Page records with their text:

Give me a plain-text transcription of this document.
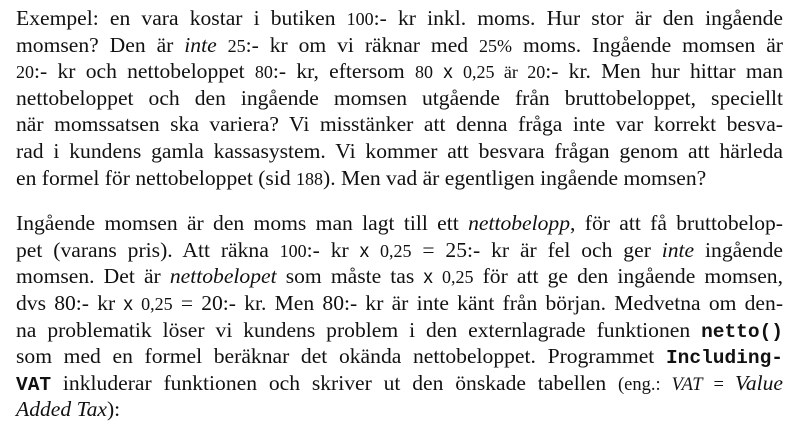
Exempel: en vara kostar i butiken 100:- kr inkl. moms. Hur stor är den ingående
momsen? Den är inte 25:- kr om vi räknar med 25% moms. Ingående momsen är
20:- kr och nettobeloppet 80:- kr, eftersom 80 x 0,25 är 20:- kr. Men hur hittar man
nettobeloppet och den ingående momsen utgående från bruttobeloppet, speciellt
när momssatsen ska variera? Vi misstänker att denna fråga inte var korrekt besva-
rad i kundens gamla kassasystem. Vi kommer att besvara frågan genom att härleda
en formel för nettobeloppet (sid 188). Men vad är egentligen ingående momsen?
Ingående momsen är den moms man lagt till ett nettobelopp, för att få bruttobelop-
pet (varans pris). Att räkna 100:- kr x 0,25 = 25:- kr är fel och ger inte ingående
momsen. Det är nettobelopet som måste tas x 0,25 för att ge den ingående momsen,
dvs 80:- kr x 0,25 = 20:- kr. Men 80:- kr är inte känt från början. Medvetna om den-
na problematik löser vi kundens problem i den externlagrade funktionen netto()
som med en formel beräknar det okända nettobeloppet. Programmet Including-
VAT inkluderar funktionen och skriver ut den önskade tabellen (eng.: VAT = Value
Added Tax):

**What you will do:** Give all the entries again exactly, dropping each picture.

**Exercise result:**
Give me a plain-text transcription of this document.
Exempel: en vara kostar i butiken 100:- kr inkl. moms. Hur stor är den ingående
momsen? Den är inte 25:- kr om vi räknar med 25% moms. Ingående momsen är
20:- kr och nettobeloppet 80:- kr, eftersom 80 x 0,25 är 20:- kr. Men hur hittar man
nettobeloppet och den ingående momsen utgående från bruttobeloppet, speciellt
när momssatsen ska variera? Vi misstänker att denna fråga inte var korrekt besva-
rad i kundens gamla kassasystem. Vi kommer att besvara frågan genom att härleda
en formel för nettobeloppet (sid 188). Men vad är egentligen ingående momsen?
Ingående momsen är den moms man lagt till ett nettobelopp, för att få bruttobelop-
pet (varans pris). Att räkna 100:- kr x 0,25 = 25:- kr är fel och ger inte ingående
momsen. Det är nettobelopet som måste tas x 0,25 för att ge den ingående momsen,
dvs 80:- kr x 0,25 = 20:- kr. Men 80:- kr är inte känt från början. Medvetna om den-
na problematik löser vi kundens problem i den externlagrade funktionen netto()
som med en formel beräknar det okända nettobeloppet. Programmet Including-
VAT inkluderar funktionen och skriver ut den önskade tabellen (eng.: VAT = Value
Added Tax):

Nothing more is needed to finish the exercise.